THE PROBLEM | Copy the bulk operations text word for word, from "Any plug-in that" to "be applied synchronously.".

SELECTED TEXT |
Optimize performance for bulk operations

When you need to create or update thousands or millions of records in Dataverse, the choices you make can save hours of time for the bulk operation project to complete. This article describes the factors that affect performance and the options you have to build client applications that optimize performance for bulk operations. Consideration should also be given to other factors, such as the number of records, record size, network latency, and data complexity.

Table type

The type of table you choose to store your data has the greatest impact on how much throughput you can expect with bulk operations. Dataverse offers two types of tables: standard and elastic.

A standard table stores data using Azure SQL. Standard tables provide transaction support and greater capabilities for modeling relationships.
An elastic table stores data using Azure Cosmos DB. Elastic tables automatically scale horizontally to handle large amounts of data and high levels of throughput with low latency. Elastic tables are suitable for applications that have unpredictable, spiky, or rapidly growing workloads.

If data load times are your primary concern, elastic tables provide the best performance. Learn about when to use elastic tables

Business logic

Dataverse provides the capability to add extra business logic when records are created or updated by using plug-ins. Plug-ins can be registered to run synchronously before or within the transaction of a standard table operation. Elastic tables support plug-ins that can execute before an operation starts because there's no transaction. Any error that occurs in the plug-in code during a synchronous step for a standard table, or before the operation in an elastic table, cancels the operation. A plug-in developer can deliberately throw an exception to cancel the operation to ensure data validation logic is applied.

Any plug-in that is registered to run synchronously increases the time for the operation to complete. To preserve performance:

Limit the number of synchronous plug-ins that are registered for the operations. Add logic to run asynchronously using an asynchronous plug-in or Power Automate flow unless it's essential the logic be applied synchronously.
Ensure the plug-ins you have are limited in the logic that they attempt to perform. While plug-ins must complete within a generous 2-minute time limit, synchronous plug-ins that exceed two seconds to run seriously degrade performance.
Ensure plug-ins only run when necessary. Plug-ins for update operations can be filtered to run only when specific columns are updated.
Make sure that plug-ins are optimized to perform logic as efficiently as possible. For standard tables, you need to consider the impact that transactions and record locks may have on performance. Learn about scalable customization design and other best practices for writing plug-ins
Choose which API to register your plug-in on. You can apply synchronous logic to run on the more efficient CreateMultiple and UpdateMultiple bulk operation APIs. Learn how to write plug-ins for CreateMultiple and UpdateMultiple.

LISTED RECORDS |
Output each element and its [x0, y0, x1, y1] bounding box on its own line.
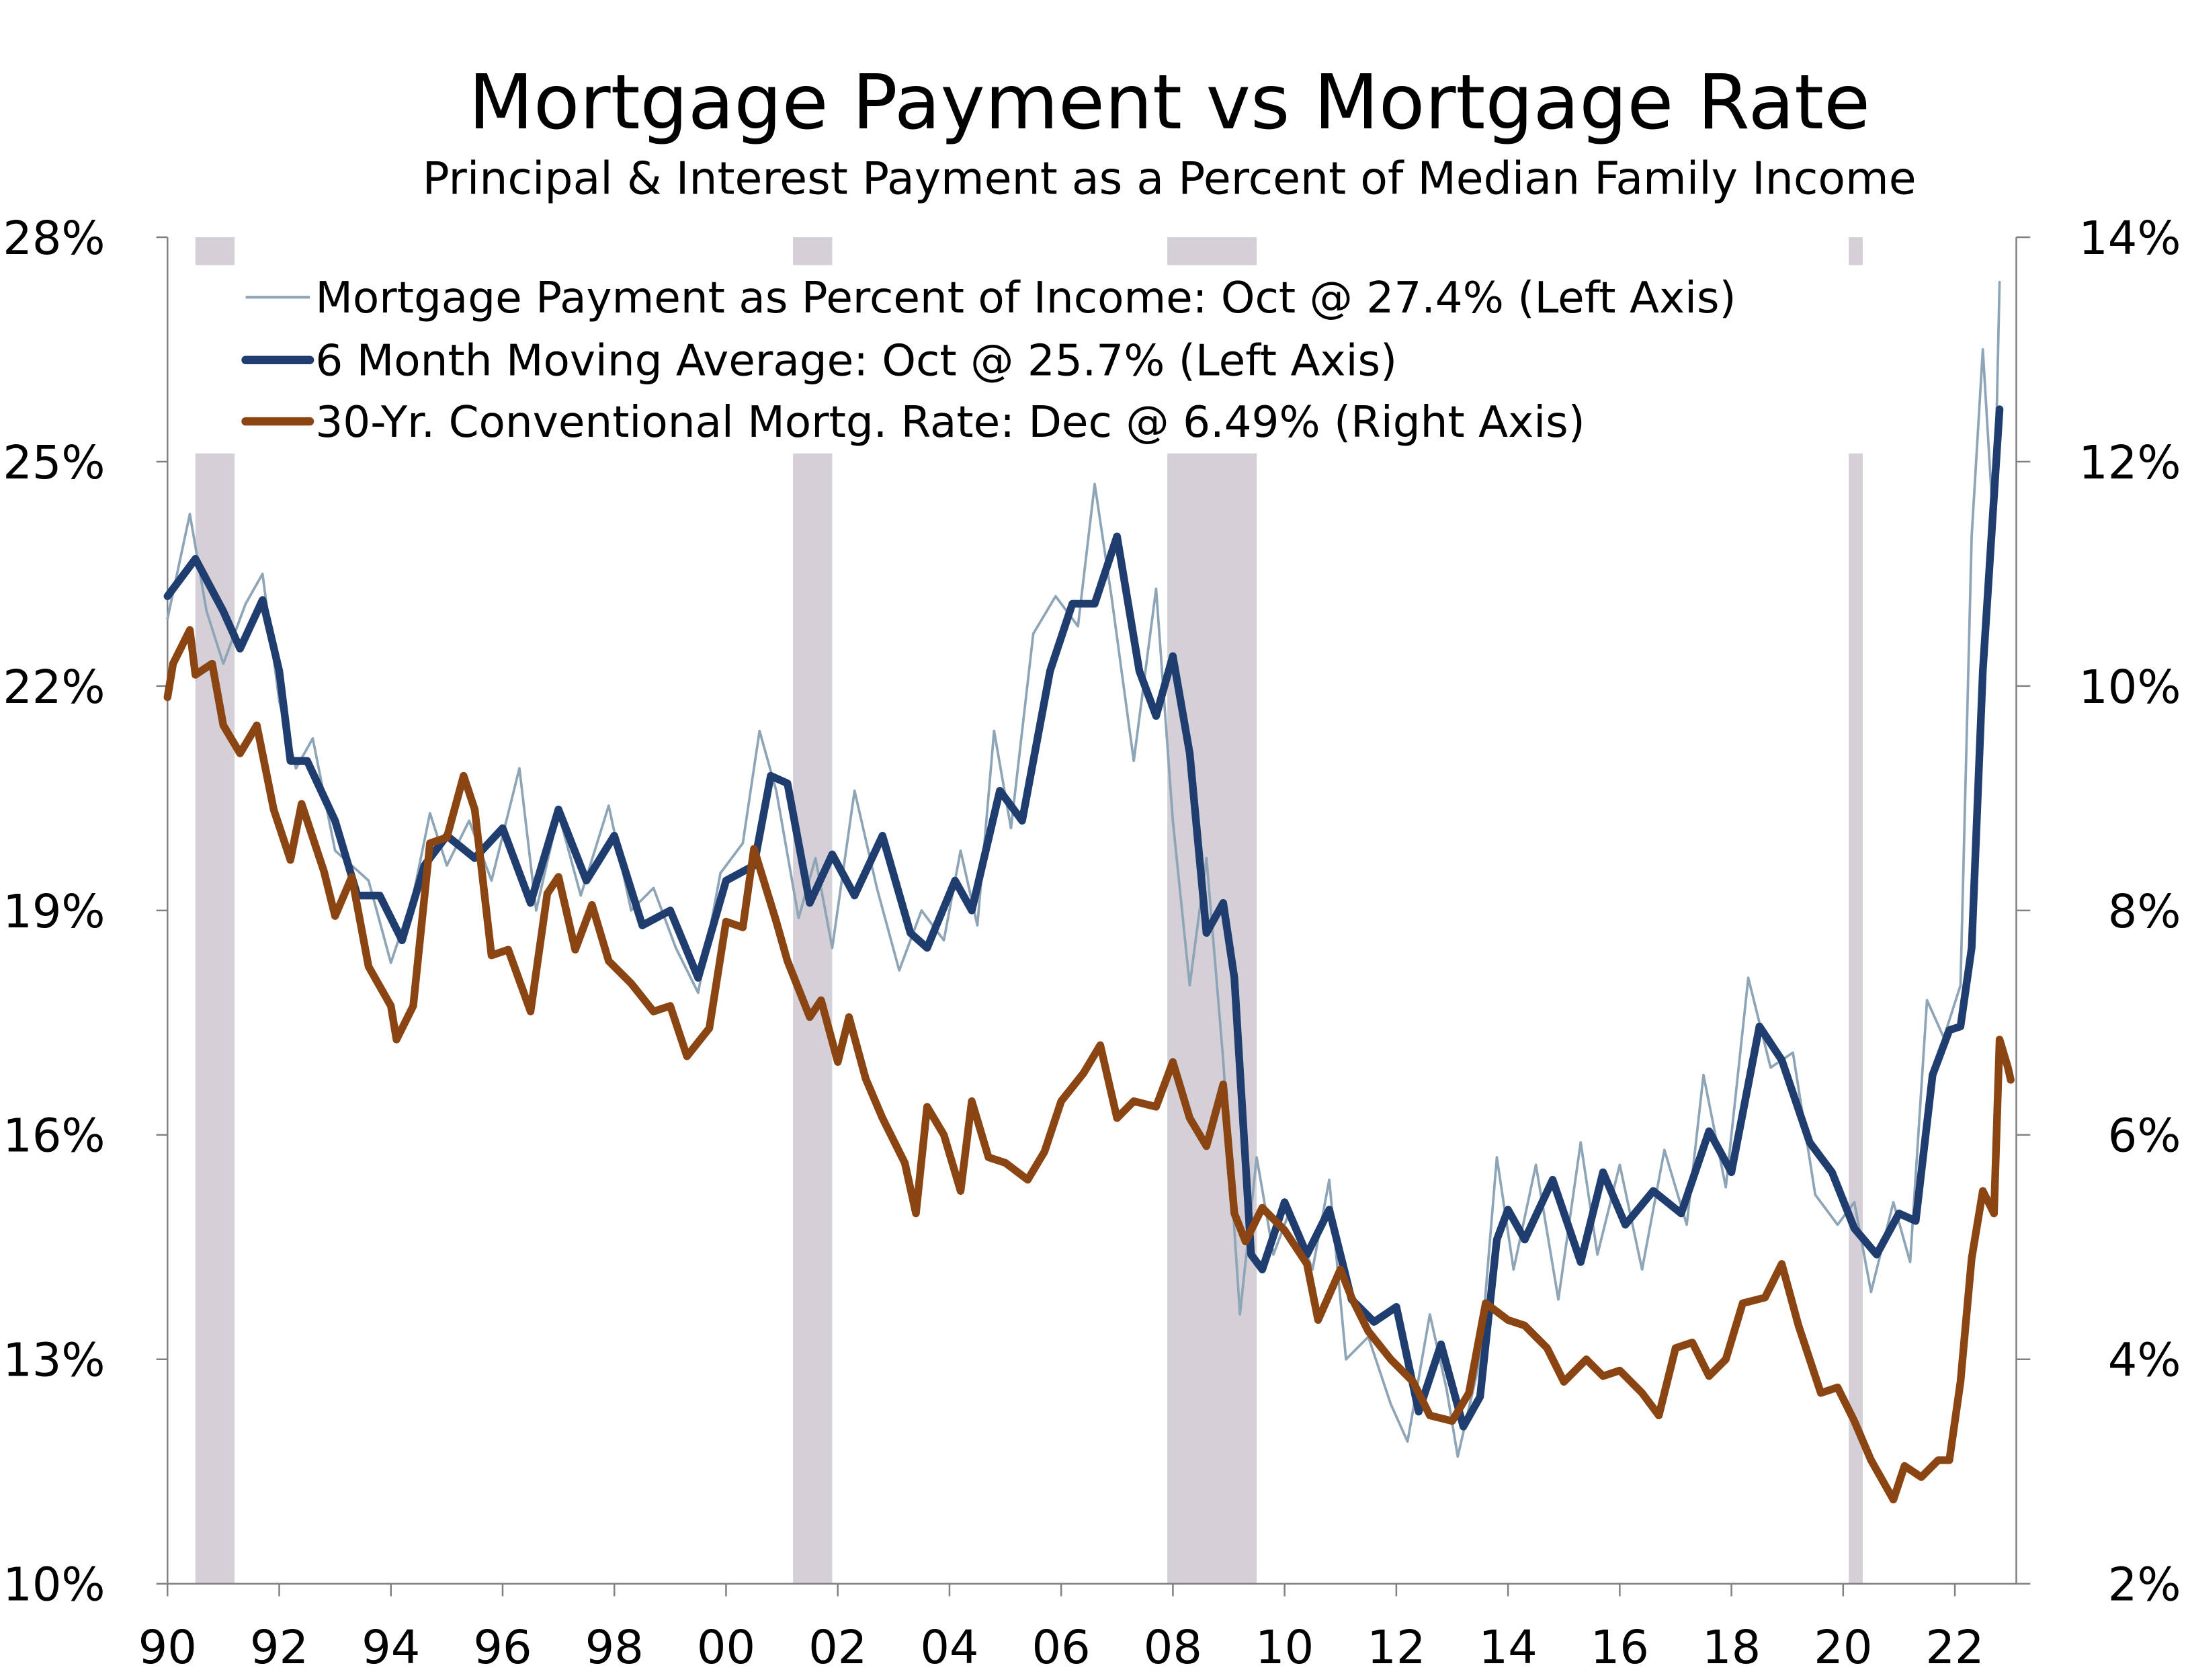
right-tick-label: 6% — [2108, 1109, 2181, 1163]
left-tick-label: 13% — [3, 1334, 105, 1388]
recession-band — [195, 237, 235, 265]
recession-band — [1167, 237, 1257, 265]
left-tick-label: 10% — [3, 1558, 105, 1612]
right-tick-label: 8% — [2108, 885, 2181, 939]
moving-average-line — [163, 405, 2004, 1431]
chart-subtitle: Principal & Interest Payment as a Percen… — [423, 153, 1917, 205]
x-tick-label: 06 — [1032, 1621, 1091, 1675]
recession-band — [195, 453, 235, 1584]
legend: Mortgage Payment as Percent of Income: O… — [241, 273, 1736, 448]
legend-label-rate: 30-Yr. Conventional Mortg. Rate: Dec @ 6… — [315, 397, 1585, 448]
recession-band — [793, 237, 833, 265]
legend-label-payment: Mortgage Payment as Percent of Income: O… — [315, 273, 1736, 323]
right-tick-label: 10% — [2078, 661, 2181, 714]
x-tick-label: 94 — [362, 1621, 420, 1675]
legend-label-moving-average: 6 Month Moving Average: Oct @ 25.7% (Lef… — [315, 336, 1397, 386]
left-tick-label: 16% — [3, 1109, 105, 1163]
x-tick-label: 92 — [250, 1621, 308, 1675]
x-tick-label: 96 — [473, 1621, 532, 1675]
chart-title: Mortgage Payment vs Mortgage Rate — [468, 59, 1870, 146]
right-tick-label: 12% — [2078, 436, 2181, 490]
right-tick-label: 2% — [2108, 1558, 2181, 1612]
x-tick-label: 00 — [697, 1621, 755, 1675]
x-tick-label: 02 — [808, 1621, 867, 1675]
x-tick-label: 04 — [920, 1621, 978, 1675]
right-tick-label: 14% — [2078, 212, 2181, 265]
payment-percent-line — [166, 280, 2001, 1458]
recession-bands — [195, 237, 1863, 1584]
recession-band — [1167, 453, 1257, 1584]
x-tick-label: 22 — [1925, 1621, 1984, 1675]
x-tick-label: 10 — [1255, 1621, 1314, 1675]
recession-band — [1849, 453, 1863, 1584]
series-lines — [163, 280, 2015, 1504]
x-tick-label: 14 — [1479, 1621, 1538, 1675]
x-tick-label: 08 — [1144, 1621, 1202, 1675]
left-tick-label: 19% — [3, 885, 105, 939]
x-tick-label: 18 — [1702, 1621, 1761, 1675]
x-tick-label: 16 — [1591, 1621, 1649, 1675]
mortgage-rate-line — [163, 626, 2015, 1504]
x-tick-label: 12 — [1367, 1621, 1425, 1675]
left-tick-label: 22% — [3, 661, 105, 714]
recession-band — [1849, 237, 1863, 265]
right-tick-label: 4% — [2108, 1334, 2181, 1388]
left-tick-label: 28% — [3, 212, 105, 265]
axes: 10% 13% 16% 19% 22% 25% 28% 2% 4% 6% 8% 10% 12% 14% 90… — [3, 212, 2181, 1675]
left-tick-label: 25% — [3, 436, 105, 490]
x-tick-label: 90 — [138, 1621, 197, 1675]
x-tick-label: 98 — [585, 1621, 644, 1675]
x-tick-label: 20 — [1814, 1621, 1872, 1675]
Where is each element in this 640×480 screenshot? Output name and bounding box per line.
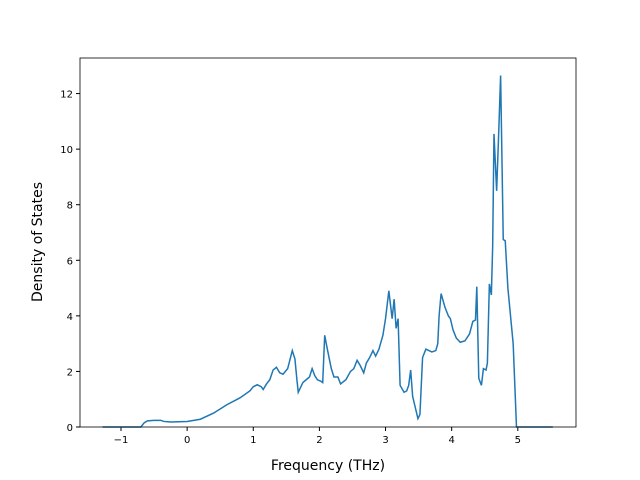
x-axis-label: Frequency (THz) <box>271 458 385 474</box>
y-tick-label: 6 <box>67 256 73 267</box>
y-tick-label: 4 <box>67 312 73 323</box>
y-tick-label: 2 <box>67 367 73 378</box>
x-tick-label: −1 <box>114 435 129 446</box>
y-axis-label: Density of States <box>30 182 46 302</box>
x-tick-label: 0 <box>184 435 190 446</box>
x-tick-label: 2 <box>316 435 322 446</box>
y-tick-label: 10 <box>60 145 73 156</box>
y-tick-label: 8 <box>67 201 73 212</box>
plot-frame <box>79 57 577 428</box>
line-series <box>102 75 553 428</box>
y-tick-label: 0 <box>67 423 73 434</box>
x-tick-label: 4 <box>448 435 454 446</box>
x-tick-label: 5 <box>515 435 521 446</box>
y-tick-label: 12 <box>60 90 73 101</box>
x-tick-label: 3 <box>382 435 388 446</box>
x-tick-label: 1 <box>250 435 256 446</box>
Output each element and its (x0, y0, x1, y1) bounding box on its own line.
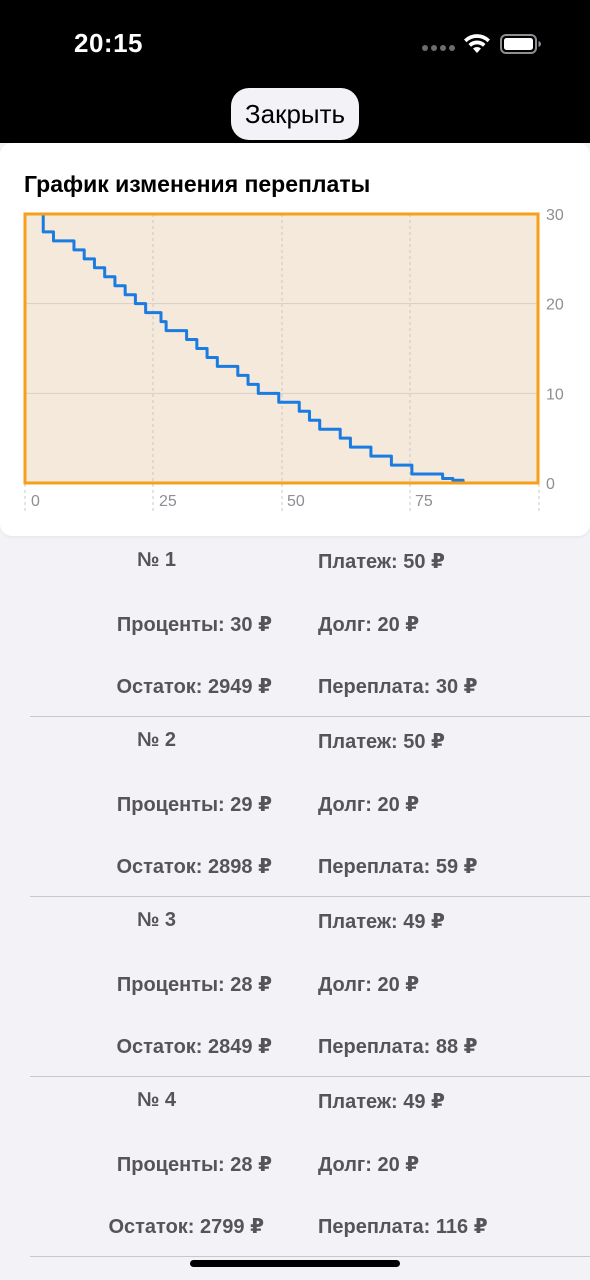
sheet: График изменения переплаты 0 10 20 30 0 25 50 7… (0, 143, 590, 1280)
payment-debt: Долг: 20 ₽ (318, 614, 420, 636)
payment-debt: Долг: 20 ₽ (318, 1154, 420, 1176)
x-tick-label: 75 (415, 493, 433, 510)
status-time: 20:15 (74, 28, 143, 58)
list-item: № 2 Платеж: 50 ₽ Проценты: 29 ₽ Долг: 20… (0, 716, 590, 897)
payments-list: № 1 Платеж: 50 ₽ Проценты: 30 ₽ Долг: 20… (0, 536, 590, 1257)
payment-overpay: Переплата: 30 ₽ (318, 676, 478, 698)
chart-title: График изменения переплаты (24, 171, 371, 197)
payment-amount: Платеж: 49 ₽ (318, 1091, 445, 1113)
list-item: № 3 Платеж: 49 ₽ Проценты: 28 ₽ Долг: 20… (0, 896, 590, 1077)
payment-interest: Проценты: 28 ₽ (116, 974, 272, 996)
overpay-chart: 0 10 20 30 0 25 50 75 (23, 207, 564, 511)
chart-card: График изменения переплаты 0 10 20 30 0 25 50 7… (0, 143, 590, 536)
payment-balance: Остаток: 2949 ₽ (116, 676, 272, 698)
cellular-signal-icon (422, 45, 455, 51)
y-tick-label: 0 (546, 476, 555, 493)
y-tick-label: 30 (546, 207, 564, 224)
home-indicator (190, 1260, 400, 1267)
payment-debt: Долг: 20 ₽ (318, 794, 420, 816)
row-divider (30, 716, 590, 717)
battery-icon (500, 34, 541, 54)
payment-interest: Проценты: 30 ₽ (116, 614, 272, 636)
list-item: № 1 Платеж: 50 ₽ Проценты: 30 ₽ Долг: 20… (0, 536, 590, 717)
y-tick-label: 20 (546, 297, 564, 314)
payment-amount: Платеж: 50 ₽ (318, 731, 445, 753)
x-tick-label: 50 (287, 493, 305, 510)
payment-amount: Платеж: 49 ₽ (318, 911, 445, 933)
plot-border (23, 212, 540, 485)
wifi-icon (464, 34, 490, 53)
close-button[interactable]: Закрыть (230, 88, 360, 140)
payment-interest: Проценты: 29 ₽ (116, 794, 272, 816)
payment-interest: Проценты: 28 ₽ (116, 1154, 272, 1176)
payment-number: № 2 (137, 729, 176, 751)
payment-amount: Платеж: 50 ₽ (318, 551, 445, 573)
payment-balance: Остаток: 2898 ₽ (116, 856, 272, 878)
x-tick-label: 0 (31, 493, 40, 510)
row-divider (30, 1256, 590, 1257)
payment-overpay: Переплата: 116 ₽ (318, 1216, 488, 1238)
payment-number: № 4 (137, 1089, 176, 1111)
row-divider (30, 1076, 590, 1077)
payment-overpay: Переплата: 59 ₽ (318, 856, 478, 878)
close-button-wrap: Закрыть (0, 88, 590, 140)
payment-number: № 3 (137, 909, 176, 931)
payment-debt: Долг: 20 ₽ (318, 974, 420, 996)
payment-number: № 1 (137, 549, 176, 571)
row-divider (30, 896, 590, 897)
x-tick-label: 25 (159, 493, 177, 510)
y-tick-label: 10 (546, 386, 564, 403)
payment-balance: Остаток: 2849 ₽ (116, 1036, 272, 1058)
overpay-series-line (33, 212, 479, 485)
list-item: № 4 Платеж: 49 ₽ Проценты: 28 ₽ Долг: 20… (0, 1076, 590, 1257)
payment-overpay: Переплата: 88 ₽ (318, 1036, 478, 1058)
status-bar: 20:15 (0, 0, 590, 88)
payment-balance: Остаток: 2799 ₽ (108, 1216, 264, 1238)
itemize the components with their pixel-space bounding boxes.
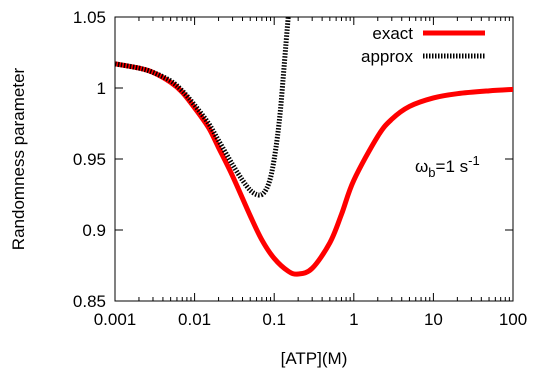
ticks (114, 16, 514, 302)
series-line-approx (115, 17, 291, 198)
annotation-mid: =1 s (436, 157, 469, 176)
y-tick-label: 0.85 (73, 292, 106, 311)
annotation-sup: -1 (468, 153, 480, 168)
annotation-sub: b (428, 165, 435, 180)
x-tick-label: 1 (349, 310, 358, 329)
curves (115, 17, 513, 277)
x-tick-label: 0.1 (262, 310, 286, 329)
legend: exact approx (361, 24, 485, 66)
x-tick-label: 100 (499, 310, 527, 329)
annotation-base: ω (415, 157, 428, 176)
legend-label-approx: approx (361, 47, 413, 66)
y-axis-label: Randomness parameter (9, 67, 28, 250)
tick-labels: 0.001 0.01 0.1 1 10 100 0.85 0.9 0.95 1 1.05 (73, 8, 527, 329)
y-tick-label: 0.9 (82, 221, 106, 240)
x-tick-label: 10 (424, 310, 443, 329)
omega-annotation: ωb=1 s-1 (415, 153, 480, 180)
y-tick-label: 1.05 (73, 8, 106, 27)
x-axis-label: [ATP](M) (281, 349, 348, 368)
y-tick-label: 1 (97, 79, 106, 98)
legend-label-exact: exact (372, 24, 413, 43)
x-tick-label: 0.01 (178, 310, 211, 329)
x-tick-label: 0.001 (94, 310, 137, 329)
y-tick-label: 0.95 (73, 150, 106, 169)
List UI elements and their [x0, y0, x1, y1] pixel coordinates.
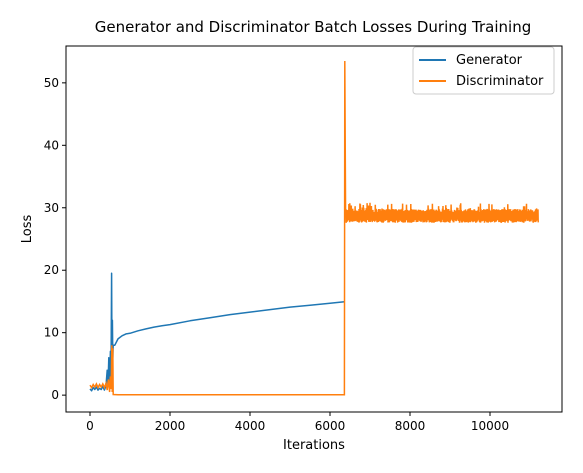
discriminator-line: [89, 60, 539, 396]
legend: Generator Discriminator: [412, 46, 555, 95]
y-axis-label: Loss: [20, 215, 35, 244]
y-tick-label: 10: [44, 326, 59, 340]
x-tick-label: 10000: [471, 419, 509, 433]
x-tick-label: 6000: [315, 419, 346, 433]
x-axis-label: Iterations: [283, 438, 345, 453]
legend-generator-label: Generator: [456, 53, 523, 68]
y-tick-label: 40: [44, 138, 59, 152]
legend-discriminator-label: Discriminator: [456, 74, 544, 89]
y-tick-label: 50: [44, 76, 59, 90]
y-tick-label: 30: [44, 201, 59, 215]
plot-frame: [65, 45, 563, 413]
x-tick-label: 8000: [395, 419, 426, 433]
generator-line: [89, 272, 345, 392]
y-tick-label: 0: [51, 388, 59, 402]
x-axis: 0 2000 4000 6000 8000 10000: [86, 412, 509, 433]
y-axis: 0 10 20 30 40 50: [44, 76, 66, 402]
chart-title: Generator and Discriminator Batch Losses…: [95, 18, 532, 36]
x-tick-label: 4000: [235, 419, 266, 433]
y-tick-label: 20: [44, 263, 59, 277]
legend-box: [412, 46, 555, 95]
x-tick-label: 2000: [155, 419, 186, 433]
x-tick-label: 0: [86, 419, 94, 433]
plot-area: [89, 60, 539, 396]
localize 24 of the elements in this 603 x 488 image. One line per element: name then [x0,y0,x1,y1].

SOLUTION FOR THIS EXERCISE |
Any plug-in that is registered to run synchronously increases the time for the operation to complete. To preserve performance:

Limit the number of synchronous plug-ins that are registered for the operations. Add logic to run asynchronously using an asynchronous plug-in or Power Automate flow unless it's essential the logic be applied synchronously.